Records provided:
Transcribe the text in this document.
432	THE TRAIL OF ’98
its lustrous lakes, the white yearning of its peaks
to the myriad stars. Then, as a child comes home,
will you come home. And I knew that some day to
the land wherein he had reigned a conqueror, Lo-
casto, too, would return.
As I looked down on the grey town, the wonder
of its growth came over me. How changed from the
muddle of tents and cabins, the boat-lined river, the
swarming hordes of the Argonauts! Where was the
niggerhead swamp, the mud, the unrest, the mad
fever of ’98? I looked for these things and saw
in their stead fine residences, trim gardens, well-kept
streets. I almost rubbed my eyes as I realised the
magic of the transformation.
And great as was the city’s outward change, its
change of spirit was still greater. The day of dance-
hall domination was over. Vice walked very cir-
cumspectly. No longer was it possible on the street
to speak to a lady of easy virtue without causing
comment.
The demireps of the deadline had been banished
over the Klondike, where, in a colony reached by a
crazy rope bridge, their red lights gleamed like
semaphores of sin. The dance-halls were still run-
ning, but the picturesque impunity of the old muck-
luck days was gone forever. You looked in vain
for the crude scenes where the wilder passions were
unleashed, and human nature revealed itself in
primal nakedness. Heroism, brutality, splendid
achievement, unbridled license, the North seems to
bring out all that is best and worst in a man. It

Written instruction: Each record above should be restated word for word.

Result:
Transcribe the text in this document.
432	THE TRAIL OF ’98
its lustrous lakes, the white yearning of its peaks
to the myriad stars. Then, as a child comes home,
will you come home. And I knew that some day to
the land wherein he had reigned a conqueror, Lo-
casto, too, would return.
As I looked down on the grey town, the wonder
of its growth came over me. How changed from the
muddle of tents and cabins, the boat-lined river, the
swarming hordes of the Argonauts! Where was the
niggerhead swamp, the mud, the unrest, the mad
fever of ’98? I looked for these things and saw
in their stead fine residences, trim gardens, well-kept
streets. I almost rubbed my eyes as I realised the
magic of the transformation.
And great as was the city’s outward change, its
change of spirit was still greater. The day of dance-
hall domination was over. Vice walked very cir-
cumspectly. No longer was it possible on the street
to speak to a lady of easy virtue without causing
comment.
The demireps of the deadline had been banished
over the Klondike, where, in a colony reached by a
crazy rope bridge, their red lights gleamed like
semaphores of sin. The dance-halls were still run-
ning, but the picturesque impunity of the old muck-
luck days was gone forever. You looked in vain
for the crude scenes where the wilder passions were
unleashed, and human nature revealed itself in
primal nakedness. Heroism, brutality, splendid
achievement, unbridled license, the North seems to
bring out all that is best and worst in a man. It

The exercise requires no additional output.